◆ **REQUIREMENTS**:
Output every line below exactly.

◆ **Lines of data**:
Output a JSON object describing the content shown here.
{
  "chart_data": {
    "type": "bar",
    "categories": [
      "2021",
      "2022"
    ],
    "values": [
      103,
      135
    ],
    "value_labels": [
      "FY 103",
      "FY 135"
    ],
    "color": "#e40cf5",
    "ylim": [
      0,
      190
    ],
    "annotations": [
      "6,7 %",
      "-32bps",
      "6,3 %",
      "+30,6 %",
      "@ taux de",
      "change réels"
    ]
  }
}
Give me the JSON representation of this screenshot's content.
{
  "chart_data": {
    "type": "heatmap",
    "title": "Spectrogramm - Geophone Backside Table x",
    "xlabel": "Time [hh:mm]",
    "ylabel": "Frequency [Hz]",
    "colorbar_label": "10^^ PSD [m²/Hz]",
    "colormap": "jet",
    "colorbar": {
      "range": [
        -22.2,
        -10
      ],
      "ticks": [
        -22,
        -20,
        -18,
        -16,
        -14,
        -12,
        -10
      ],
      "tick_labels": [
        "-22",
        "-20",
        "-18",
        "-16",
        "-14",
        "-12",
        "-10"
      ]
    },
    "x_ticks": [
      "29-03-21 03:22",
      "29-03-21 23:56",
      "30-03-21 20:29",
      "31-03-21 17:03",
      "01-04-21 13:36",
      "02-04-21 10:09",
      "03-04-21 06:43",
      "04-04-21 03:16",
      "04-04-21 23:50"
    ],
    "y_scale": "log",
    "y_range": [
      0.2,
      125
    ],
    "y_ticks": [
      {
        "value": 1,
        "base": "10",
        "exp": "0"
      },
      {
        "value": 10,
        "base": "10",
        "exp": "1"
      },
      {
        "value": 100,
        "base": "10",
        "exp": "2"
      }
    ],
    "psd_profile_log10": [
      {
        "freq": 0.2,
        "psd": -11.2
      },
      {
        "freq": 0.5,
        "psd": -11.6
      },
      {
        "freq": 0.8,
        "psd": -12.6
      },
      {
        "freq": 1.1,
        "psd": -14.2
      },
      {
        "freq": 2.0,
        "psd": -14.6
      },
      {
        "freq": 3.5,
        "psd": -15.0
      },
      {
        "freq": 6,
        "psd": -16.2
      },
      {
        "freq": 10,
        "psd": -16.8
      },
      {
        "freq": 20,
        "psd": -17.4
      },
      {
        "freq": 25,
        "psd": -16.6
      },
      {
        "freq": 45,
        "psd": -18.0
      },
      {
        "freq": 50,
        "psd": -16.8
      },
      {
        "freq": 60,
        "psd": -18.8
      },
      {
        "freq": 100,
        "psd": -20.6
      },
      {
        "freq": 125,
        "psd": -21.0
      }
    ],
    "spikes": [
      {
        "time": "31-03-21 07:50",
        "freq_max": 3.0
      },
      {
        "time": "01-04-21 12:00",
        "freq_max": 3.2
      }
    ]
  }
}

◆ **RESULT OF THE EXERCISE**:
Output a JSON object describing the content shown here.
{
  "chart_data": {
    "type": "bar",
    "categories": [
      "2021",
      "2022"
    ],
    "values": [
      103,
      135
    ],
    "value_labels": [
      "FY 103",
      "FY 135"
    ],
    "color": "#e40cf5",
    "ylim": [
      0,
      190
    ],
    "annotations": [
      "6,7 %",
      "-32bps",
      "6,3 %",
      "+30,6 %",
      "@ taux de",
      "change réels"
    ]
  }
}
Give me the JSON representation of this screenshot's content.
{
  "chart_data": {
    "type": "heatmap",
    "title": "Spectrogramm - Geophone Backside Table x",
    "xlabel": "Time [hh:mm]",
    "ylabel": "Frequency [Hz]",
    "colorbar_label": "10^^ PSD [m²/Hz]",
    "colormap": "jet",
    "colorbar": {
      "range": [
        -22.2,
        -10
      ],
      "ticks": [
        -22,
        -20,
        -18,
        -16,
        -14,
        -12,
        -10
      ],
      "tick_labels": [
        "-22",
        "-20",
        "-18",
        "-16",
        "-14",
        "-12",
        "-10"
      ]
    },
    "x_ticks": [
      "29-03-21 03:22",
      "29-03-21 23:56",
      "30-03-21 20:29",
      "31-03-21 17:03",
      "01-04-21 13:36",
      "02-04-21 10:09",
      "03-04-21 06:43",
      "04-04-21 03:16",
      "04-04-21 23:50"
    ],
    "y_scale": "log",
    "y_range": [
      0.2,
      125
    ],
    "y_ticks": [
      {
        "value": 1,
        "base": "10",
        "exp": "0"
      },
      {
        "value": 10,
        "base": "10",
        "exp": "1"
      },
      {
        "value": 100,
        "base": "10",
        "exp": "2"
      }
    ],
    "psd_profile_log10": [
      {
        "freq": 0.2,
        "psd": -11.2
      },
      {
        "freq": 0.5,
        "psd": -11.6
      },
      {
        "freq": 0.8,
        "psd": -12.6
      },
      {
        "freq": 1.1,
        "psd": -14.2
      },
      {
        "freq": 2.0,
        "psd": -14.6
      },
      {
        "freq": 3.5,
        "psd": -15.0
      },
      {
        "freq": 6,
        "psd": -16.2
      },
      {
        "freq": 10,
        "psd": -16.8
      },
      {
        "freq": 20,
        "psd": -17.4
      },
      {
        "freq": 25,
        "psd": -16.6
      },
      {
        "freq": 45,
        "psd": -18.0
      },
      {
        "freq": 50,
        "psd": -16.8
      },
      {
        "freq": 60,
        "psd": -18.8
      },
      {
        "freq": 100,
        "psd": -20.6
      },
      {
        "freq": 125,
        "psd": -21.0
      }
    ],
    "spikes": [
      {
        "time": "31-03-21 07:50",
        "freq_max": 3.0
      },
      {
        "time": "01-04-21 12:00",
        "freq_max": 3.2
      }
    ]
  }
}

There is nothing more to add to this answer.